** START Exercise materials **
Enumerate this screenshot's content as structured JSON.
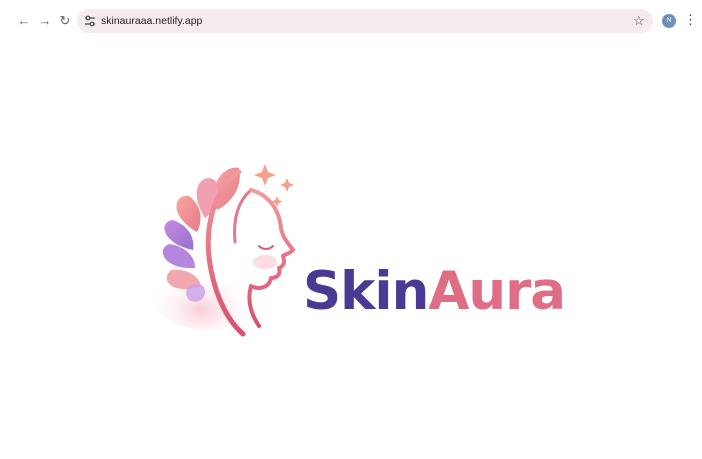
{
  "browser": {
    "url": "skinauraaa.netlify.app",
    "avatar_initial": "N",
    "icons": [
      "back-arrow-icon",
      "forward-arrow-icon",
      "reload-icon",
      "site-settings-icon",
      "bookmark-star-icon",
      "menu-dots-icon"
    ]
  },
  "page": {
    "brand_part1": "Skin",
    "brand_part2": "Aura",
    "colors": {
      "brand_dark": "#4a3a93",
      "brand_pink": "#e06d86",
      "omnibox_bg": "#f6ecef"
    }
  }
}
** END Exercise materials **
Repeat all of the data above word for word, minus the pictures.

Enumerate this screenshot's content as structured JSON.
{
  "browser": {
    "url": "skinauraaa.netlify.app",
    "avatar_initial": "N",
    "icons": [
      "back-arrow-icon",
      "forward-arrow-icon",
      "reload-icon",
      "site-settings-icon",
      "bookmark-star-icon",
      "menu-dots-icon"
    ]
  },
  "page": {
    "brand_part1": "Skin",
    "brand_part2": "Aura",
    "colors": {
      "brand_dark": "#4a3a93",
      "brand_pink": "#e06d86",
      "omnibox_bg": "#f6ecef"
    }
  }
}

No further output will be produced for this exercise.